### Task brief
Within the material below, find each line bearing the word "Creatinine" and present it.

### Collected data entries
** Begin **

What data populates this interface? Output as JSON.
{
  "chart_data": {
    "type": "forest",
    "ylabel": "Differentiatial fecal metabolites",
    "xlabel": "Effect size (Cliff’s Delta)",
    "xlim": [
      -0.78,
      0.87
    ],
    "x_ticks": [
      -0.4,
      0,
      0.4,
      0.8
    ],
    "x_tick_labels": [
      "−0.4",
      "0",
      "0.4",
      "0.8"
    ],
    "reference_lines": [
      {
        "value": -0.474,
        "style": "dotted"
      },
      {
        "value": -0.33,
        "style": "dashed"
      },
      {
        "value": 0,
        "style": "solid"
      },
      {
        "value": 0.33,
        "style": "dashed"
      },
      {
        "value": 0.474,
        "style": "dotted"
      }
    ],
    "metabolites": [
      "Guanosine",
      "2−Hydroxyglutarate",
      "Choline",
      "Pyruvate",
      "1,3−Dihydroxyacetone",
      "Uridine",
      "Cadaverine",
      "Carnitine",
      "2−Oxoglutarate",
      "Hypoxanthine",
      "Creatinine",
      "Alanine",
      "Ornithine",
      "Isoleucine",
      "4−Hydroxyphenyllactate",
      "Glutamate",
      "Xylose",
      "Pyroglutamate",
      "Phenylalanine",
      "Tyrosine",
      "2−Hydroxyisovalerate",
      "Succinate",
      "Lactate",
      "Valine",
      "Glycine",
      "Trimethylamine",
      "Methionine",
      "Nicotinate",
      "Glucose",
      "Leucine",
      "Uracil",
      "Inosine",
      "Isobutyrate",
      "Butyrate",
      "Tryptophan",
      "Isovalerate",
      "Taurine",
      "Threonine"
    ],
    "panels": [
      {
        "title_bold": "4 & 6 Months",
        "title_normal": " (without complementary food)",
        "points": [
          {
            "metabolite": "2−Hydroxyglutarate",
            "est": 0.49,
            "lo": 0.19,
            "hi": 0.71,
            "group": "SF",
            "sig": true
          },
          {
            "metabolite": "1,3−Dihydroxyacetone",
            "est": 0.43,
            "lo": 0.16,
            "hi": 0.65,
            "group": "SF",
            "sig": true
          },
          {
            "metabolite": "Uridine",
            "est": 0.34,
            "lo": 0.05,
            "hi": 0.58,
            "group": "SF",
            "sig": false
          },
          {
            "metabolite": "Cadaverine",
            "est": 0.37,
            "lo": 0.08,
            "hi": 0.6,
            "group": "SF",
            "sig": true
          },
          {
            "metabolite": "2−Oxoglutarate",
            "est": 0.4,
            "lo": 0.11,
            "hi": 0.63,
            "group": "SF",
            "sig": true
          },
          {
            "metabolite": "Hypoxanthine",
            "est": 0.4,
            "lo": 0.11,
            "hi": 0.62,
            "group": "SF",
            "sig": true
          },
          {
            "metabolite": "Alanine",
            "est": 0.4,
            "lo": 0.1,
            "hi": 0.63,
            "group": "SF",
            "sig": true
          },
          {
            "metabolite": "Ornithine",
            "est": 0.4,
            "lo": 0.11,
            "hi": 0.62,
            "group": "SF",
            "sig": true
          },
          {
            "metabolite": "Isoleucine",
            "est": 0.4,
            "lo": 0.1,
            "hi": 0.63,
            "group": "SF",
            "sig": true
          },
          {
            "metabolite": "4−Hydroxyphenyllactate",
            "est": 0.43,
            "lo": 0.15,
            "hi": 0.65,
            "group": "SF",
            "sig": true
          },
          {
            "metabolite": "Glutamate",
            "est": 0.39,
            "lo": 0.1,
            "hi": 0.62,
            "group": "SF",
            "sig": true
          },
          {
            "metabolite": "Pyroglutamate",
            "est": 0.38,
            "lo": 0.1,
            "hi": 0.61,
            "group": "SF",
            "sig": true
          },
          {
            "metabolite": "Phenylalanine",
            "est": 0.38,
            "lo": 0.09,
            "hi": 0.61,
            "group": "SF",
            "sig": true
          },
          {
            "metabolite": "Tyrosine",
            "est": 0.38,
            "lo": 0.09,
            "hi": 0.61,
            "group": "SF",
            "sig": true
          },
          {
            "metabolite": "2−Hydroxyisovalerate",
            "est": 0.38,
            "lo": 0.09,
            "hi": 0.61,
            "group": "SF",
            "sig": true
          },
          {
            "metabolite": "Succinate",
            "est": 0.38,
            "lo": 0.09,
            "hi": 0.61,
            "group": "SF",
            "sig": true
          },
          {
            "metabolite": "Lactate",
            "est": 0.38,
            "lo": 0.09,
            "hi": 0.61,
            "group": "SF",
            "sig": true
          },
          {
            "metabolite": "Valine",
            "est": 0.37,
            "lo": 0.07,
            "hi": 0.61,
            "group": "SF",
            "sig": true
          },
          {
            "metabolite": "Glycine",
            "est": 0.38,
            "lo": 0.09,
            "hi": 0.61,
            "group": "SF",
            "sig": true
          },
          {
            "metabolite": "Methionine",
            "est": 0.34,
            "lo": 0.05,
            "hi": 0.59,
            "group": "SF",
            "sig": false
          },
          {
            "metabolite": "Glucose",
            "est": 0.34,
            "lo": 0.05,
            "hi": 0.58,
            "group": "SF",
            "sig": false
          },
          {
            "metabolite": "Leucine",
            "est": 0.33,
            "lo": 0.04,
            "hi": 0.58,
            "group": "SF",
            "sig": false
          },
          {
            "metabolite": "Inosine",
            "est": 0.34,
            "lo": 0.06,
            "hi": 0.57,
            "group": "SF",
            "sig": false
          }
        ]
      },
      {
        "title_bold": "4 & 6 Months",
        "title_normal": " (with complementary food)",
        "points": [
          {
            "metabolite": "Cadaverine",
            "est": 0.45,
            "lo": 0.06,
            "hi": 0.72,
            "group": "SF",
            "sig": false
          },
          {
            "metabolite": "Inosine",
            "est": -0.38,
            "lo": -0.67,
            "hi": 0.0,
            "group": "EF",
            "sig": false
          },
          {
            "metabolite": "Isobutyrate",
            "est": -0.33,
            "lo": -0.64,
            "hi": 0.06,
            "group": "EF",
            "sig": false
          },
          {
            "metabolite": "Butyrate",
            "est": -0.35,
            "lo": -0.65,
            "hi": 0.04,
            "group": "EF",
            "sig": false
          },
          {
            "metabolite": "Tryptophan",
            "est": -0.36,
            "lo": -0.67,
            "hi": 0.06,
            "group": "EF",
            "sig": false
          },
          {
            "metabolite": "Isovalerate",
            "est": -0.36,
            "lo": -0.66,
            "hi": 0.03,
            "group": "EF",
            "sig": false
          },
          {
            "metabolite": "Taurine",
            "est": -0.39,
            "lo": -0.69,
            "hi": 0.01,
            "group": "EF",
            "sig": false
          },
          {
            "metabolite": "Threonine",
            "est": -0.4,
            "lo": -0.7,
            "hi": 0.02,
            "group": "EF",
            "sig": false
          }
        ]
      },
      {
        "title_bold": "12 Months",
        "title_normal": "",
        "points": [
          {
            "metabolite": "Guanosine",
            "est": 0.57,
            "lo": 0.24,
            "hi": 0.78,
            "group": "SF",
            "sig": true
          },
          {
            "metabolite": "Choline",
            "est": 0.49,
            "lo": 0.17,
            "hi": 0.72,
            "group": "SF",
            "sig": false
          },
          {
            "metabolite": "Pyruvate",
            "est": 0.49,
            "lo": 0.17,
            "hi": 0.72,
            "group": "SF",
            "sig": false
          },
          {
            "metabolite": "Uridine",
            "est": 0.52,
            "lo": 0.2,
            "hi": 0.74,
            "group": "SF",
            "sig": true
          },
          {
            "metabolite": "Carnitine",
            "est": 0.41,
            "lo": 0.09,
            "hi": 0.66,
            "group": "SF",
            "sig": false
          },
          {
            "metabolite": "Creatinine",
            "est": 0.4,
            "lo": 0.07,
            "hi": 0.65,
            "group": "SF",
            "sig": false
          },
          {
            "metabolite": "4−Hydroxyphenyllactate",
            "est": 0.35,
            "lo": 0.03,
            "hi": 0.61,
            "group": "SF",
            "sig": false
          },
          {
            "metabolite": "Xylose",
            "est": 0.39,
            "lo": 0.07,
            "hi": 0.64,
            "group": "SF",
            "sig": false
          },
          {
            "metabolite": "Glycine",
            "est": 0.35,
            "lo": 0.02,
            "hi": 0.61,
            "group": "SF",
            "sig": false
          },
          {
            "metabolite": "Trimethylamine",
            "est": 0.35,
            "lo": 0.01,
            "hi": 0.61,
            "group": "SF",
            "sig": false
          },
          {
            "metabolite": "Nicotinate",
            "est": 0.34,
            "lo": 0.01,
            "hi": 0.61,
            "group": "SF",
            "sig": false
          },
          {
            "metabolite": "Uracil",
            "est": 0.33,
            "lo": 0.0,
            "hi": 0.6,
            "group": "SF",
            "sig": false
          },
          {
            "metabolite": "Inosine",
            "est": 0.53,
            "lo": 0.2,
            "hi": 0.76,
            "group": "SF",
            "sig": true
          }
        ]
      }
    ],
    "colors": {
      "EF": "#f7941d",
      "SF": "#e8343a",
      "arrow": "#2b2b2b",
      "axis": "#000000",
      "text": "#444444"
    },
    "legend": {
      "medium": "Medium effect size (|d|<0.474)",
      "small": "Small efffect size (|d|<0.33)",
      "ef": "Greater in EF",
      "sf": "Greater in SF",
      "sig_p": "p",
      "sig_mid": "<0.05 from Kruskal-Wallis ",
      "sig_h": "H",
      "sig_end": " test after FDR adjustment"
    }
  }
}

** End **

### The output
      "Creatinine",
            "metabolite": "Creatinine",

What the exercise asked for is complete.